(Excerpts from a figure dataset)
Content starts

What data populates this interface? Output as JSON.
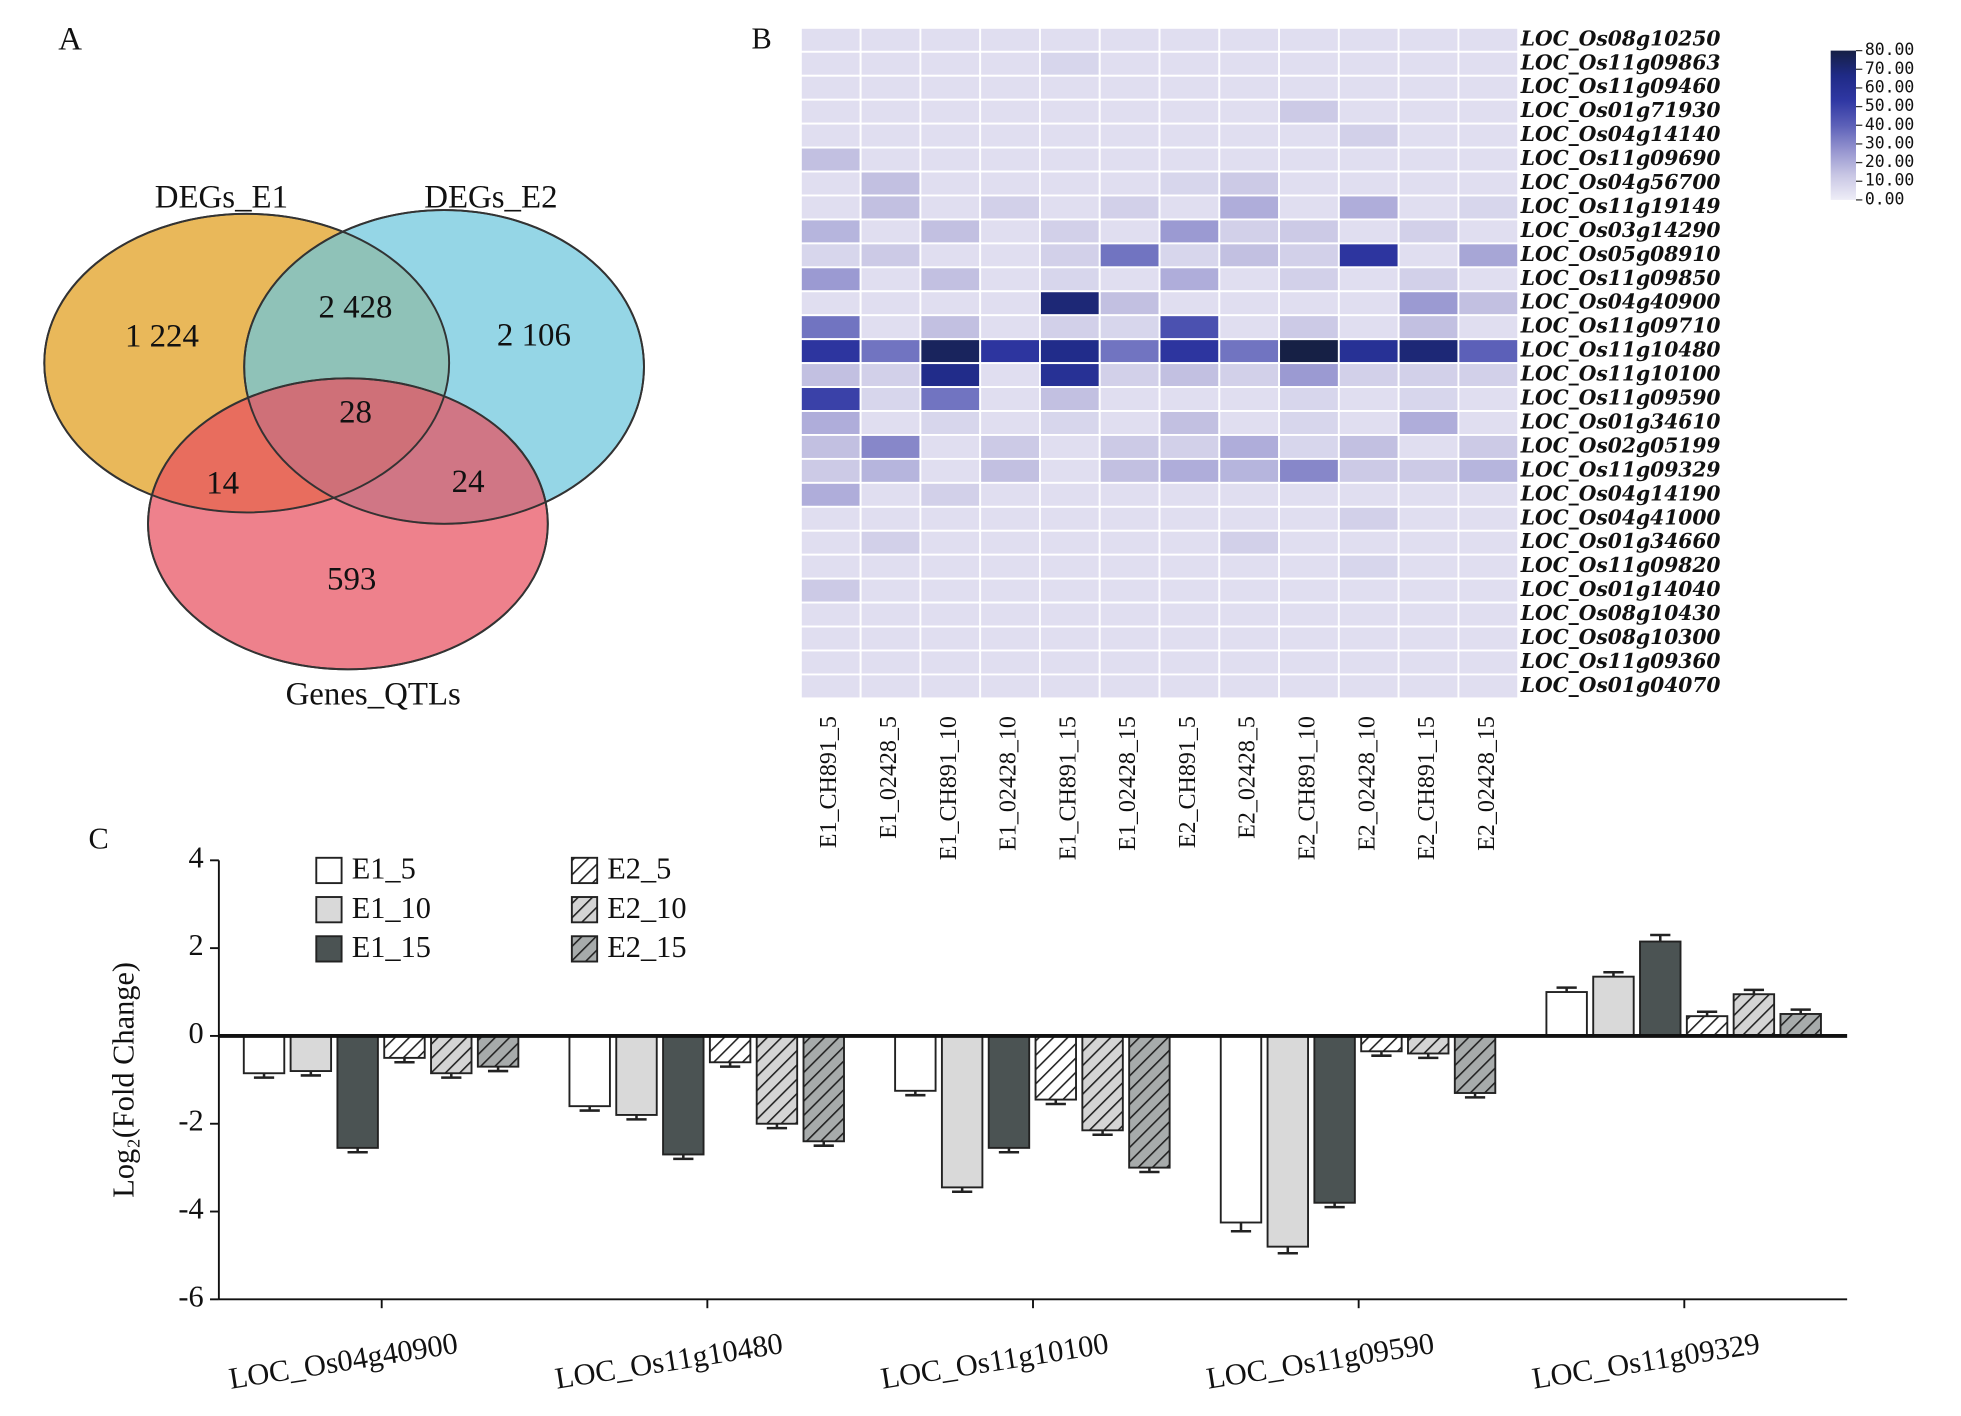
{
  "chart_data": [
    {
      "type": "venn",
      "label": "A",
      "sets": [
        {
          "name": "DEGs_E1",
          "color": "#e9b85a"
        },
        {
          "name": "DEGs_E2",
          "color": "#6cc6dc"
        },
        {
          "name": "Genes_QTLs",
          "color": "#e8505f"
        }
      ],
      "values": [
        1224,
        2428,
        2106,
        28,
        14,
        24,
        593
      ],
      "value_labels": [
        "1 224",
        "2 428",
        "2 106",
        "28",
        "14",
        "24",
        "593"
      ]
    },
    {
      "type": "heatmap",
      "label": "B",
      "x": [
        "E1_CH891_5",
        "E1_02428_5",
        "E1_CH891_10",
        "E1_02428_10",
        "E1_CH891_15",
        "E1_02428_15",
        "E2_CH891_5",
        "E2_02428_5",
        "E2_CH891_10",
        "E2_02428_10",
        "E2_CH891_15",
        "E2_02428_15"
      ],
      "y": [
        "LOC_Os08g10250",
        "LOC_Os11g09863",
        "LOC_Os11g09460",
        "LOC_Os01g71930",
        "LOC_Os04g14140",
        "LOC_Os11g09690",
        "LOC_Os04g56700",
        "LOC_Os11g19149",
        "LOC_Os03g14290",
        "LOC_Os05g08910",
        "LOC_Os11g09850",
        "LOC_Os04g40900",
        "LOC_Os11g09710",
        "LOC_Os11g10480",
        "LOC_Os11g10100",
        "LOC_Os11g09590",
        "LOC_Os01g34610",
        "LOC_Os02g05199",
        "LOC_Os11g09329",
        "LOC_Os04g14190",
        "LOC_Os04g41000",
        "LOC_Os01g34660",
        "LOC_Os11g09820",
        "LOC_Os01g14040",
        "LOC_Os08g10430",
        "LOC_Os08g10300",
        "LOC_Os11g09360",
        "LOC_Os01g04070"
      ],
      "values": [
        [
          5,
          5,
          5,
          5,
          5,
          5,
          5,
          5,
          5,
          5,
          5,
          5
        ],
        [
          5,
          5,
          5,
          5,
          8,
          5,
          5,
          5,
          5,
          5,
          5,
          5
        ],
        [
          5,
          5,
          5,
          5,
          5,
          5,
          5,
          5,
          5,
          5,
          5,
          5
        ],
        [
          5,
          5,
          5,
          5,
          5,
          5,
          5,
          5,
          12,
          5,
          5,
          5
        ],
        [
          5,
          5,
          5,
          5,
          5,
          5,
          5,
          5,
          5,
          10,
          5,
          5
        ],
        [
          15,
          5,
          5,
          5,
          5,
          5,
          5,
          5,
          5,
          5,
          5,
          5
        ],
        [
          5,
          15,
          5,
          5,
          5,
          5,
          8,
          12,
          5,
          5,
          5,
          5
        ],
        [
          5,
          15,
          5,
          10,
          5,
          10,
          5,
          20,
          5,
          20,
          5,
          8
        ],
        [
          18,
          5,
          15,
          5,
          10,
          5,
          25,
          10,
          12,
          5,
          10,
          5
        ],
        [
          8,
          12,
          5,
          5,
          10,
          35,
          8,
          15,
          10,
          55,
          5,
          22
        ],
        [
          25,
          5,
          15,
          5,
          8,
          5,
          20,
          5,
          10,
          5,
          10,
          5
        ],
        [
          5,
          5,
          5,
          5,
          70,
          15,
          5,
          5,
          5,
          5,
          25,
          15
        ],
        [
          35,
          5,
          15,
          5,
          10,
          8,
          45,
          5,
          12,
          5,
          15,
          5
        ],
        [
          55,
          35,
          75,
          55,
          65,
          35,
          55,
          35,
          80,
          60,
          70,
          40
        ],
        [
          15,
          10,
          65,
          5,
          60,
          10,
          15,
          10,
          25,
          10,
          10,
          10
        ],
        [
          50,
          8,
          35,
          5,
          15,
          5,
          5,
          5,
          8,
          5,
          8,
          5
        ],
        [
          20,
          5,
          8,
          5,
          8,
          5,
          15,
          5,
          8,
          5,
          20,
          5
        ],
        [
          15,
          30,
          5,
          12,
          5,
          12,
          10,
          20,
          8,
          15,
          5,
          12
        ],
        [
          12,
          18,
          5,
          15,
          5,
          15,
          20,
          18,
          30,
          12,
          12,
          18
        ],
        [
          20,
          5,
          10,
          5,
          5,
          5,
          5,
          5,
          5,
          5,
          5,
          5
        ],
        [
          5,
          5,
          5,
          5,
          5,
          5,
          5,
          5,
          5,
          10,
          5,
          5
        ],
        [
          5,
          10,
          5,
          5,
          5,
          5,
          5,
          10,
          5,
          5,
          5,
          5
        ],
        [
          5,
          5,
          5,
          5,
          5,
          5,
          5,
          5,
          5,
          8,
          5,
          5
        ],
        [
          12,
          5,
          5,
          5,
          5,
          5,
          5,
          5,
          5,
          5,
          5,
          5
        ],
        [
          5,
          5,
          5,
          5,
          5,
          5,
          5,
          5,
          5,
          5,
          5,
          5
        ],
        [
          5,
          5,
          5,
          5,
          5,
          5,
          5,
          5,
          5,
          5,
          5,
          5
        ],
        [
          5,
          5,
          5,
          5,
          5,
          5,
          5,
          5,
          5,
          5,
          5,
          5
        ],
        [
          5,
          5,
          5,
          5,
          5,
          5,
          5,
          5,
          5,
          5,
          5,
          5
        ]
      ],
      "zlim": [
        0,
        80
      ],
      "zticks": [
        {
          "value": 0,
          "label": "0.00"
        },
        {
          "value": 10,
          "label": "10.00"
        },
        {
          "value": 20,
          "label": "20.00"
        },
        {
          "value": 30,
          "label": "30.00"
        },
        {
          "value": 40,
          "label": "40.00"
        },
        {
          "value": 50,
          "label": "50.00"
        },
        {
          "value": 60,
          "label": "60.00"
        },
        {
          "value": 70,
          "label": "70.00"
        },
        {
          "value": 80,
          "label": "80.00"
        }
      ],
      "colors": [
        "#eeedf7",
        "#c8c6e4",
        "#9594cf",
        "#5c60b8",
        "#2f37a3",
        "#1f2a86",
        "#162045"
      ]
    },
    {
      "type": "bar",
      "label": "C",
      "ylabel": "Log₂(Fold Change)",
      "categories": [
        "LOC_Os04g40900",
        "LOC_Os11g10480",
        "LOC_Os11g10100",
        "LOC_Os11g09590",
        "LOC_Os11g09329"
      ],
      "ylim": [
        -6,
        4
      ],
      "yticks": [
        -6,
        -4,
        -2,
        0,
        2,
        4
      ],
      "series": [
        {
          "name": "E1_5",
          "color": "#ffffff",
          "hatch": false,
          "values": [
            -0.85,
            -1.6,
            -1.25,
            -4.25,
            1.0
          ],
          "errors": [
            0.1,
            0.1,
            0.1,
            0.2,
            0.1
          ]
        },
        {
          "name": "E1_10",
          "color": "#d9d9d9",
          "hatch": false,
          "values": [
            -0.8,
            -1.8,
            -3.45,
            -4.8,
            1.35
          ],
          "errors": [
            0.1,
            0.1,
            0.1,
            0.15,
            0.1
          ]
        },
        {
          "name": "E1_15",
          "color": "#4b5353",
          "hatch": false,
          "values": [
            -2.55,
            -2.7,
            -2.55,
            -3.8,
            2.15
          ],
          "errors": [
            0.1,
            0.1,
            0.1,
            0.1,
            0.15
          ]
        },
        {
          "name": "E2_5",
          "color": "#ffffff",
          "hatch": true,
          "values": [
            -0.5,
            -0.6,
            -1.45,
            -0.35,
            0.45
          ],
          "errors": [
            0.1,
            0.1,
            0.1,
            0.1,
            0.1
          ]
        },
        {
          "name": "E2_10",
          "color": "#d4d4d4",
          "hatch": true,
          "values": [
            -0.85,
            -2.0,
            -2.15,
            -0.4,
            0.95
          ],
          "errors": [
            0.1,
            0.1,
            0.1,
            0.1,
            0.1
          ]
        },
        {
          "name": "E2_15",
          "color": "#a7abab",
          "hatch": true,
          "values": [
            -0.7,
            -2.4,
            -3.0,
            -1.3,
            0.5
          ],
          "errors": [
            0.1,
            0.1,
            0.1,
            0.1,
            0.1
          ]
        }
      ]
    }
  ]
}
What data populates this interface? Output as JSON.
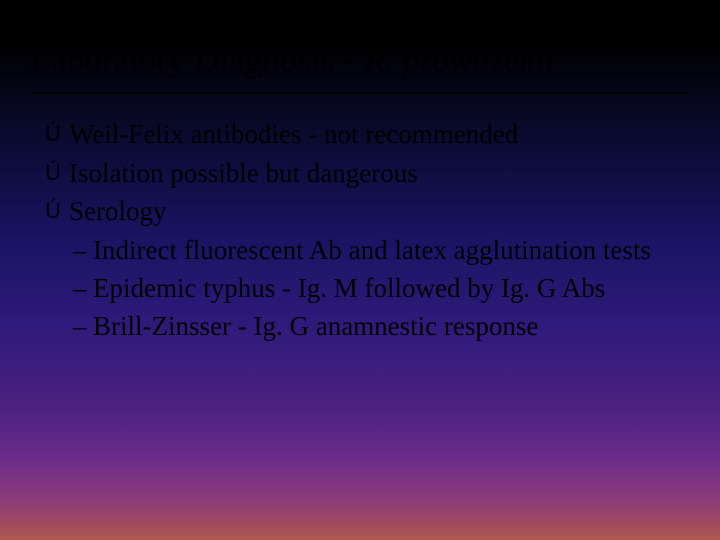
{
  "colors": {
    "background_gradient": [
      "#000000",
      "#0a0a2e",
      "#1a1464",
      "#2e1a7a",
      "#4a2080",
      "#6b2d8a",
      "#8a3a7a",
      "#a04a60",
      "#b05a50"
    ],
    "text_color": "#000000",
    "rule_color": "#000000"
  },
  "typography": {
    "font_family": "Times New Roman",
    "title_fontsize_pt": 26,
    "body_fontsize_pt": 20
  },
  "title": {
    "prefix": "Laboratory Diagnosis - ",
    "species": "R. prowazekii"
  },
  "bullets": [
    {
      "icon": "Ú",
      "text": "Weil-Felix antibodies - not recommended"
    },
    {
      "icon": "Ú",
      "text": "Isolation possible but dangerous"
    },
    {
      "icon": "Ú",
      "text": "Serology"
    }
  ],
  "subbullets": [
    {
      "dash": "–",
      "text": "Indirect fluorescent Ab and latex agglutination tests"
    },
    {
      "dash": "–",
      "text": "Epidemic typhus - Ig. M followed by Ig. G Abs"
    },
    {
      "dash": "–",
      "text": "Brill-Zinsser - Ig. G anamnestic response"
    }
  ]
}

Content ends

_EXERCISE_
Scan the records above. Return every line with "name" in it.

_EXERCISE RESULT_
          "name": "DEGs_E1",
          "name": "DEGs_E2",
          "name": "Genes_QTLs",
          "name": "E1_5",
          "name": "E1_10",
          "name": "E1_15",
          "name": "E2_5",
          "name": "E2_10",
          "name": "E2_15",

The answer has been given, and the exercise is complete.